### Your instructions
Scan the records for the string "benefits"; copy each line where it occurs.

A run of records

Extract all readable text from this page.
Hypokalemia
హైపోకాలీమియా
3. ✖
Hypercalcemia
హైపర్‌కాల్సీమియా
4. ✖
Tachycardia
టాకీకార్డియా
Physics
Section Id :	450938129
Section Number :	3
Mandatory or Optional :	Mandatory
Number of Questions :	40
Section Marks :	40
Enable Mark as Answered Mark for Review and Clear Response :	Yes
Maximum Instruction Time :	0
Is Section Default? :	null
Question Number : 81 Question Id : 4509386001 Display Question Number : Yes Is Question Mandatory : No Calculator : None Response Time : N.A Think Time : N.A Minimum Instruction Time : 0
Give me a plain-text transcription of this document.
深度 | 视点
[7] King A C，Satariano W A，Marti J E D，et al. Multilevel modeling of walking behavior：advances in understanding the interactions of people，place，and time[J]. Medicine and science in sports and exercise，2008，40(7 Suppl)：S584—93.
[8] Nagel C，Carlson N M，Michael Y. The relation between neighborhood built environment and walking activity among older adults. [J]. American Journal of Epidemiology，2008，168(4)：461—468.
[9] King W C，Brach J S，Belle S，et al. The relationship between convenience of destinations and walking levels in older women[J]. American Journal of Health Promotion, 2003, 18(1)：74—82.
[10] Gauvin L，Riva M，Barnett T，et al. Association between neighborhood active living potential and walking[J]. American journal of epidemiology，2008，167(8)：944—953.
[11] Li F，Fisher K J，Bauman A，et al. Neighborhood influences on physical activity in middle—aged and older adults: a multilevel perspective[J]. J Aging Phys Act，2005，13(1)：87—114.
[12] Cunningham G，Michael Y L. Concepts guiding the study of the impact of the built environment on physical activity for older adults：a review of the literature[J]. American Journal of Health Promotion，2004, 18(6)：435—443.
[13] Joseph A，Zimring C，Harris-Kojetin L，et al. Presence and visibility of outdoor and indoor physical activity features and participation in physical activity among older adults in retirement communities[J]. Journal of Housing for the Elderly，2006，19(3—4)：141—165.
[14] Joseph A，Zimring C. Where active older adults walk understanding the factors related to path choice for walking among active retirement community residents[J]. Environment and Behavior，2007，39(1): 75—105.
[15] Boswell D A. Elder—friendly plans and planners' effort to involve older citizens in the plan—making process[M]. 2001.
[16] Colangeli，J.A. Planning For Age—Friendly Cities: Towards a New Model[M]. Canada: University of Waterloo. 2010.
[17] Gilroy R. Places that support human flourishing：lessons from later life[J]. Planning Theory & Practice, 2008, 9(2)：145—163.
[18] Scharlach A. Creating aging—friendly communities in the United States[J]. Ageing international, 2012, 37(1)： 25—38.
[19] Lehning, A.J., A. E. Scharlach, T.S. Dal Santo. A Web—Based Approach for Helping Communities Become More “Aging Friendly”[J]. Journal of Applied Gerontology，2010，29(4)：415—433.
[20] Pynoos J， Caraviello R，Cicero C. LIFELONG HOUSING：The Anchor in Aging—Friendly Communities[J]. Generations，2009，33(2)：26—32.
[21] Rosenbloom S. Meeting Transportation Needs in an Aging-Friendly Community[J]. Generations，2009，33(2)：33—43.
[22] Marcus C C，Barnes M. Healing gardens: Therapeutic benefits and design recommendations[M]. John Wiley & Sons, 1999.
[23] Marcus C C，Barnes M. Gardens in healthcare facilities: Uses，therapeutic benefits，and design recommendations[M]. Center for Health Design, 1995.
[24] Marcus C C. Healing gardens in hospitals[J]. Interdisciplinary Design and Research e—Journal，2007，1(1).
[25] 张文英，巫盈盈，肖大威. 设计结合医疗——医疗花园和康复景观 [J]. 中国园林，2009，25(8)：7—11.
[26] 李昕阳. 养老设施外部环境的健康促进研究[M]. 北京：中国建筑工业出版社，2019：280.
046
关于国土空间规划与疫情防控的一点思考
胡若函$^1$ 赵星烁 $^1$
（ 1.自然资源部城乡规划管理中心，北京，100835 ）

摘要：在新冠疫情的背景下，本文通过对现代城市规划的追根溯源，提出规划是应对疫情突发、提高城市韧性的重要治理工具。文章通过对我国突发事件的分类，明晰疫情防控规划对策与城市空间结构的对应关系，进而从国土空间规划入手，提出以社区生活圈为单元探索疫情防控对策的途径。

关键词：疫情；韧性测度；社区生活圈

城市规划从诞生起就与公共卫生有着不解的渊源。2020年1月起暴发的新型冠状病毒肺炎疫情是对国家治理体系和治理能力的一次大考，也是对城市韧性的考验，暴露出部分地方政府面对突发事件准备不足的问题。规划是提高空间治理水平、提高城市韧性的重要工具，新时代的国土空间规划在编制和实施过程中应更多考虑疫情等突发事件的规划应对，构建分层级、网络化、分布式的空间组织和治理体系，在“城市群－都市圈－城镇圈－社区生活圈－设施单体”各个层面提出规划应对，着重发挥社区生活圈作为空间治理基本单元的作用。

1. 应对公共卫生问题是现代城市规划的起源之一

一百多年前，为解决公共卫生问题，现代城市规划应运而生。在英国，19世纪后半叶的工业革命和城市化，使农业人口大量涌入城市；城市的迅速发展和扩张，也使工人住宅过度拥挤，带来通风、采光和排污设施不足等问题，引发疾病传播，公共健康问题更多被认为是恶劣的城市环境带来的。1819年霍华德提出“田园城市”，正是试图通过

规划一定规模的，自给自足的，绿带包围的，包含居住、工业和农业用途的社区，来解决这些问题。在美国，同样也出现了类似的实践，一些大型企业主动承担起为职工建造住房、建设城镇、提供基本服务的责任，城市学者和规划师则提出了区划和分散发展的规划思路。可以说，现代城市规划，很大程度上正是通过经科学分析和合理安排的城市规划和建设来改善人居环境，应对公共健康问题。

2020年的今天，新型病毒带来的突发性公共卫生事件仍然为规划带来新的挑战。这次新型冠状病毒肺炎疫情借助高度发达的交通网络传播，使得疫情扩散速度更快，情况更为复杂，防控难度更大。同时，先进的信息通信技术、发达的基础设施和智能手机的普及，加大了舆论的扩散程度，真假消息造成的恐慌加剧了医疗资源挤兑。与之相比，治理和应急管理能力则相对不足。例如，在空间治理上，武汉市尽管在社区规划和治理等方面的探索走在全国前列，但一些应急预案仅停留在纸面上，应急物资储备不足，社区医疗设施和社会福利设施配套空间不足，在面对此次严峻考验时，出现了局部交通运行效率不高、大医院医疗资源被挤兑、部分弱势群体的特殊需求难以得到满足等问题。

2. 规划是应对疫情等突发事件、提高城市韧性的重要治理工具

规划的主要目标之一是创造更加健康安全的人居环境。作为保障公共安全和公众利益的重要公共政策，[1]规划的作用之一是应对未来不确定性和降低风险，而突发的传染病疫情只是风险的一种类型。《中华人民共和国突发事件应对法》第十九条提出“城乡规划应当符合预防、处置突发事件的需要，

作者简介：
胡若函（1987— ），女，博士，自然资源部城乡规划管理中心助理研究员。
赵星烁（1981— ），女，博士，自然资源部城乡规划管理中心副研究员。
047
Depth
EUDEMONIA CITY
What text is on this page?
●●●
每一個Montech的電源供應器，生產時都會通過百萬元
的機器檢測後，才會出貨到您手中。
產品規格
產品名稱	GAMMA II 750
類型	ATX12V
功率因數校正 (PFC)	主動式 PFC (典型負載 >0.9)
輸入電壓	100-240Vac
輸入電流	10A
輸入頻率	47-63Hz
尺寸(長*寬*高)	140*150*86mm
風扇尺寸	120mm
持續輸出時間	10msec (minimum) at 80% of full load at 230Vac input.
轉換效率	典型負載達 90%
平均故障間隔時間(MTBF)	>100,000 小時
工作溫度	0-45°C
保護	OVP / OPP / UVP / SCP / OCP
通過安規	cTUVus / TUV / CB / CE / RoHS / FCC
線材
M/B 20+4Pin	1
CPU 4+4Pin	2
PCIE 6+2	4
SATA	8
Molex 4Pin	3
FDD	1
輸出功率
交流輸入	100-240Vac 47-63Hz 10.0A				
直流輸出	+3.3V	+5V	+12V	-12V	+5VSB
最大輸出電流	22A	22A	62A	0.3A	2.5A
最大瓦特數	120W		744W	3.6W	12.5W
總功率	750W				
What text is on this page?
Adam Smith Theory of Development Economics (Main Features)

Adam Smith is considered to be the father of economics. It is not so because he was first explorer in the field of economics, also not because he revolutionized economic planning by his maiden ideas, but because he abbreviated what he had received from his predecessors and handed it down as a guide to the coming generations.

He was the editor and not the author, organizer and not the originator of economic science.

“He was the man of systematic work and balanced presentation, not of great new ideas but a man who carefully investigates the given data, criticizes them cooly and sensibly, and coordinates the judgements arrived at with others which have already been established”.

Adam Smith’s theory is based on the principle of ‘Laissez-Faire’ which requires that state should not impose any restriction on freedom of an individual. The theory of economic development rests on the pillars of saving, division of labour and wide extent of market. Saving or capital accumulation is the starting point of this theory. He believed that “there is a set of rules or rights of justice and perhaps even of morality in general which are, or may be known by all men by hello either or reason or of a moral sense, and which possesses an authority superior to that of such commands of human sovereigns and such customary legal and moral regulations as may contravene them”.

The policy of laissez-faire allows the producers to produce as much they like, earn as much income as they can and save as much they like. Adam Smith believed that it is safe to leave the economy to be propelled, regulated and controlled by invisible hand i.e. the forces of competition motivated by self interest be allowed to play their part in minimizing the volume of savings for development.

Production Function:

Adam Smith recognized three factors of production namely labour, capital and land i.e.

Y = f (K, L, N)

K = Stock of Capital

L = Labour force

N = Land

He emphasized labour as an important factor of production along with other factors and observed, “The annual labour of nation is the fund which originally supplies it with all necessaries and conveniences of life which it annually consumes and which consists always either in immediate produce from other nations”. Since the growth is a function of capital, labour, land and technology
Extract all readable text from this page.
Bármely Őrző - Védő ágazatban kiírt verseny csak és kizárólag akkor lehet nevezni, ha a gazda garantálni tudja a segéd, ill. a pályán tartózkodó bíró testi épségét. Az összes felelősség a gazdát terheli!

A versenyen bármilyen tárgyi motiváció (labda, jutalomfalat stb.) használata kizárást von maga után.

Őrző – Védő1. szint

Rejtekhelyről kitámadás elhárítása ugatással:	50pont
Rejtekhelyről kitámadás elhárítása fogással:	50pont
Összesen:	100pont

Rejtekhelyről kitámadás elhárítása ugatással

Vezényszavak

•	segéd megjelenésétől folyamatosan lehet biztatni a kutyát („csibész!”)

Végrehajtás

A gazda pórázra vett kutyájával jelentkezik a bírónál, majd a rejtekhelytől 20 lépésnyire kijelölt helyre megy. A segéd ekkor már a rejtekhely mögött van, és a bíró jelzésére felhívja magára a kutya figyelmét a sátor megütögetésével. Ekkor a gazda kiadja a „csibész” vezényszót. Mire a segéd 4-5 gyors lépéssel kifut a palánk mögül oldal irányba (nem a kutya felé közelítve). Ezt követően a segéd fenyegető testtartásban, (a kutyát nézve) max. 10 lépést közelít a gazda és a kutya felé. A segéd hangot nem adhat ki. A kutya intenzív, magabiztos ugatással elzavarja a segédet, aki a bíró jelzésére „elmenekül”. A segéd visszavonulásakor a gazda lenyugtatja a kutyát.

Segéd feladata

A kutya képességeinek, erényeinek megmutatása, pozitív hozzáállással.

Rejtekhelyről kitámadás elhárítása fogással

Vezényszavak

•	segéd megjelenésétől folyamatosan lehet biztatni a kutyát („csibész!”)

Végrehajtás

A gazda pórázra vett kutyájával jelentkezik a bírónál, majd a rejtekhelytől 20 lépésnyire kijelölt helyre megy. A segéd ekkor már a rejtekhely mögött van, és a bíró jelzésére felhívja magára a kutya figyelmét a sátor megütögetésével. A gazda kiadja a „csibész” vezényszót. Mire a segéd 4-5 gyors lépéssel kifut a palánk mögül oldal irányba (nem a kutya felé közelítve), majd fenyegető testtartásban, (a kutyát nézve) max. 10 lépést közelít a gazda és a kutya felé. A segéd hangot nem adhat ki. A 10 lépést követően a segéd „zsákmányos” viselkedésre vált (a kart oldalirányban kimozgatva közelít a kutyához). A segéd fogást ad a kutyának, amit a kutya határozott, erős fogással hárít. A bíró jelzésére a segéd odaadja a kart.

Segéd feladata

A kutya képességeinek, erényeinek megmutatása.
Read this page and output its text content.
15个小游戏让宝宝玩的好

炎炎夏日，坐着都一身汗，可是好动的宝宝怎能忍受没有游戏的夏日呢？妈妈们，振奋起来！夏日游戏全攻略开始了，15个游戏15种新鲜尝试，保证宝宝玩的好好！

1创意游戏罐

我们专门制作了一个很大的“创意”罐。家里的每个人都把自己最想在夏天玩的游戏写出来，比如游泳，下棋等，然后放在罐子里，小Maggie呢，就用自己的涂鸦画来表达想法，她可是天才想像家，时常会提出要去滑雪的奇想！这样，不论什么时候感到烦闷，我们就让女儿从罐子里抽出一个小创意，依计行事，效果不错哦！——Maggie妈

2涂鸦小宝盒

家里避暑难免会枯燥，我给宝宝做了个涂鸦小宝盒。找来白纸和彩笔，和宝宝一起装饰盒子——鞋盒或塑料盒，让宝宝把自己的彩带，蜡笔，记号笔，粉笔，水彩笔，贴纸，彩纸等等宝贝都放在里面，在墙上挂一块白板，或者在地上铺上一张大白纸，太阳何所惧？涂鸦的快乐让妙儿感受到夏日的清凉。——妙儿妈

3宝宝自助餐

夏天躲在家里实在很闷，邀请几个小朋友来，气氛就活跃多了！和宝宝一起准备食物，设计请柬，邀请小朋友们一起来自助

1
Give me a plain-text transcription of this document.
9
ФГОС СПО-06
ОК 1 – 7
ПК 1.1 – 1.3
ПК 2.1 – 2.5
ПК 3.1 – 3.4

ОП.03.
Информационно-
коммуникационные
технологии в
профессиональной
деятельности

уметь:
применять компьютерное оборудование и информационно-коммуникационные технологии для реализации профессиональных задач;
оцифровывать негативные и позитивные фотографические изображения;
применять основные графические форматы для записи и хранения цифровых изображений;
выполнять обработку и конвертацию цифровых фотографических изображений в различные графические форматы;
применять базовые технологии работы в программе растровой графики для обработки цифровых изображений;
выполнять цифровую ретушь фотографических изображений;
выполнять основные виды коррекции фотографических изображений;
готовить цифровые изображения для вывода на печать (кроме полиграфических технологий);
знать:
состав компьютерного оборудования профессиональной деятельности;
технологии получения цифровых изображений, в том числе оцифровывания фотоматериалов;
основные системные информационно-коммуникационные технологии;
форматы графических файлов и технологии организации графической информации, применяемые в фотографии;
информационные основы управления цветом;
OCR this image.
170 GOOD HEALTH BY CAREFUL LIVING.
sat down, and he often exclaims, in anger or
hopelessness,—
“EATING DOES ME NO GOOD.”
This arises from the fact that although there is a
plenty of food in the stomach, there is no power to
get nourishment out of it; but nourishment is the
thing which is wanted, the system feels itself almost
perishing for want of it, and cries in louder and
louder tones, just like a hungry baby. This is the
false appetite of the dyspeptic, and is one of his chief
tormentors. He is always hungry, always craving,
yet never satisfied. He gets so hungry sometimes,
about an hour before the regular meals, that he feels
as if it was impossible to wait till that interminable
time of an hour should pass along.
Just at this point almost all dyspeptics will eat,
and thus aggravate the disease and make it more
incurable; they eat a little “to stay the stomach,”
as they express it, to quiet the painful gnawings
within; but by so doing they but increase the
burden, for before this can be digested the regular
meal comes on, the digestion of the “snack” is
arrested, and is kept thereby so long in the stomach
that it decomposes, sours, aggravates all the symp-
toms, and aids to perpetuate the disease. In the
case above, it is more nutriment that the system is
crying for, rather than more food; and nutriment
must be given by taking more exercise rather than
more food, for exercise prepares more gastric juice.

### Response
[22] Marcus C C，Barnes M. Healing gardens: Therapeutic benefits and design recommendations[M]. John Wiley & Sons, 1999.
[23] Marcus C C，Barnes M. Gardens in healthcare facilities: Uses，therapeutic benefits，and design recommendations[M]. Center for Health Design, 1995.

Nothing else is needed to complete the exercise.